RECORDS FOR THIS TASK –
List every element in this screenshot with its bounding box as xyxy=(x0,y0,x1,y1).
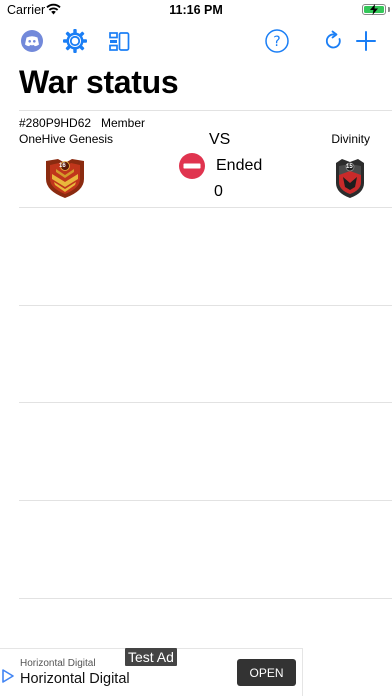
test-ad-label: Test Ad xyxy=(125,648,177,666)
war-row[interactable]: #280P9HD62 Member OneHive Genesis VS Div… xyxy=(0,110,392,208)
war-state: Ended xyxy=(216,157,263,174)
war-score: 0 xyxy=(214,183,223,200)
ad-choices-icon[interactable] xyxy=(2,669,14,683)
clan-tag: #280P9HD62 xyxy=(19,116,92,130)
divider xyxy=(19,207,392,208)
divider xyxy=(19,500,392,501)
divider xyxy=(19,402,392,403)
divider xyxy=(19,598,392,599)
status-bar: Carrier 11:16 PM xyxy=(0,0,392,20)
clan-name: OneHive Genesis xyxy=(19,132,114,146)
help-icon[interactable]: ? xyxy=(263,27,291,55)
charging-bolt-icon xyxy=(370,4,378,15)
toolbar: ? xyxy=(0,24,392,58)
discord-icon[interactable] xyxy=(18,27,46,55)
divider xyxy=(19,305,392,306)
opponent-badge-level: 15 xyxy=(346,164,353,170)
no-entry-icon xyxy=(179,153,205,179)
ad-advertiser-small: Horizontal Digital xyxy=(20,658,96,669)
battery-cap xyxy=(388,7,390,12)
list-layout-icon[interactable] xyxy=(106,27,134,55)
clock-label: 11:16 PM xyxy=(169,3,223,17)
ad-advertiser-title: Horizontal Digital xyxy=(20,671,130,687)
refresh-icon[interactable] xyxy=(320,27,348,55)
opponent-name: Divinity xyxy=(331,132,370,146)
member-role: Member xyxy=(101,116,146,130)
clan-badge-level: 16 xyxy=(59,163,66,169)
add-icon[interactable] xyxy=(352,27,380,55)
ad-open-button[interactable]: OPEN xyxy=(237,659,296,686)
settings-gear-icon[interactable] xyxy=(61,27,89,55)
svg-text:?: ? xyxy=(273,34,280,50)
vs-label: VS xyxy=(209,131,231,148)
page-title: War status xyxy=(19,64,179,100)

TASK INSTRUCTIONS –
Pick out every line above that holds the word "icon" and copy it.

WORKED SOLUTION –
ad-choices-icon[interactable] xyxy=(2,669,14,683)
help-icon[interactable]: ? xyxy=(263,27,291,55)
charging-bolt-icon xyxy=(370,4,378,15)
discord-icon[interactable] xyxy=(18,27,46,55)
no-entry-icon xyxy=(179,153,205,179)
list-layout-icon[interactable] xyxy=(106,27,134,55)
refresh-icon[interactable] xyxy=(320,27,348,55)
add-icon[interactable] xyxy=(352,27,380,55)
settings-gear-icon[interactable] xyxy=(61,27,89,55)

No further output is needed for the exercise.